Layout coordinate data:
--- BEGIN ---

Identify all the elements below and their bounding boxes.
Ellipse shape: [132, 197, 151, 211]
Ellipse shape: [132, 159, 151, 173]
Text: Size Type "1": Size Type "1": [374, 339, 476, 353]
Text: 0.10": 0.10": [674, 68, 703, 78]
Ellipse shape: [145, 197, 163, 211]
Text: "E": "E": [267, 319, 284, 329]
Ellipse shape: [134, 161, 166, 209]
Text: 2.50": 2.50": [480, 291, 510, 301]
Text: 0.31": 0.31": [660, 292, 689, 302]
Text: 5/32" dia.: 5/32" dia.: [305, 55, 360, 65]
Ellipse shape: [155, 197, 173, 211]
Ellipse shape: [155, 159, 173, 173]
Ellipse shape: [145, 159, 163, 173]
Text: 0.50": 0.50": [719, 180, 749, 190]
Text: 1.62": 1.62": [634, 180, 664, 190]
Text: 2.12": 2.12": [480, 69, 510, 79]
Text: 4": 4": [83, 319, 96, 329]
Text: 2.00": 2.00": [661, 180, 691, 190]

--- END ---

=== Exercise description ===
Update the material by replacing every "Ellipse shape" with "Oval shape". Keep everything else the same.

=== Written answer ===
Identify all the elements below and their bounding boxes.
Oval shape: [132, 197, 151, 211]
Oval shape: [132, 159, 151, 173]
Text: Size Type "1": Size Type "1": [374, 339, 476, 353]
Text: 0.10": 0.10": [674, 68, 703, 78]
Oval shape: [145, 197, 163, 211]
Text: "E": "E": [267, 319, 284, 329]
Oval shape: [134, 161, 166, 209]
Text: 2.50": 2.50": [480, 291, 510, 301]
Text: 0.31": 0.31": [660, 292, 689, 302]
Text: 5/32" dia.: 5/32" dia.: [305, 55, 360, 65]
Oval shape: [155, 197, 173, 211]
Oval shape: [155, 159, 173, 173]
Oval shape: [145, 159, 163, 173]
Text: 0.50": 0.50": [719, 180, 749, 190]
Text: 1.62": 1.62": [634, 180, 664, 190]
Text: 2.12": 2.12": [480, 69, 510, 79]
Text: 4": 4": [83, 319, 96, 329]
Text: 2.00": 2.00": [661, 180, 691, 190]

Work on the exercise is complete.